### INFORMATION PROVIDED
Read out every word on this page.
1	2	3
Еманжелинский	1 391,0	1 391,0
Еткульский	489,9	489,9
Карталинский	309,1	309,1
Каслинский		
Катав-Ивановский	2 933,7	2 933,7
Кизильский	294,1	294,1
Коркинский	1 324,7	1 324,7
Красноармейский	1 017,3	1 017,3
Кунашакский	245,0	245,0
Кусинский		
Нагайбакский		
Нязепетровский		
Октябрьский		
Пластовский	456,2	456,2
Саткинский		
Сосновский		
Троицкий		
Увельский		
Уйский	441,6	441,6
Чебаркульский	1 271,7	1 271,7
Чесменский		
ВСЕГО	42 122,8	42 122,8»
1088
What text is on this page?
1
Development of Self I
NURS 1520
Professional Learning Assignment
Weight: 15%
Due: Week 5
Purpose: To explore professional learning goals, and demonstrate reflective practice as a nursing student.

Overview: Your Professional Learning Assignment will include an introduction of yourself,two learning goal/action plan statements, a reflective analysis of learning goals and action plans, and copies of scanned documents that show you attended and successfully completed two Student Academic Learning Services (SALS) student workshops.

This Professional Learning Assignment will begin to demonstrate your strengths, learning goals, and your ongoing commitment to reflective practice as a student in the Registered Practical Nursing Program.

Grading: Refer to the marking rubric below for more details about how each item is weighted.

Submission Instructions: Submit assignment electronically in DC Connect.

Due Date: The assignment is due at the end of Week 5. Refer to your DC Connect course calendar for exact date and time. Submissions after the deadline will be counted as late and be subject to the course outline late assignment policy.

### INSTRUCTION
Extract every line of the records above that contains the word "demonstrate".

### RESULT FOR THIS TASK
Purpose: To explore professional learning goals, and demonstrate reflective practice as a nursing student.
This Professional Learning Assignment will begin to demonstrate your strengths, learning goals, and your ongoing commitment to reflective practice as a student in the Registered Practical Nursing Program.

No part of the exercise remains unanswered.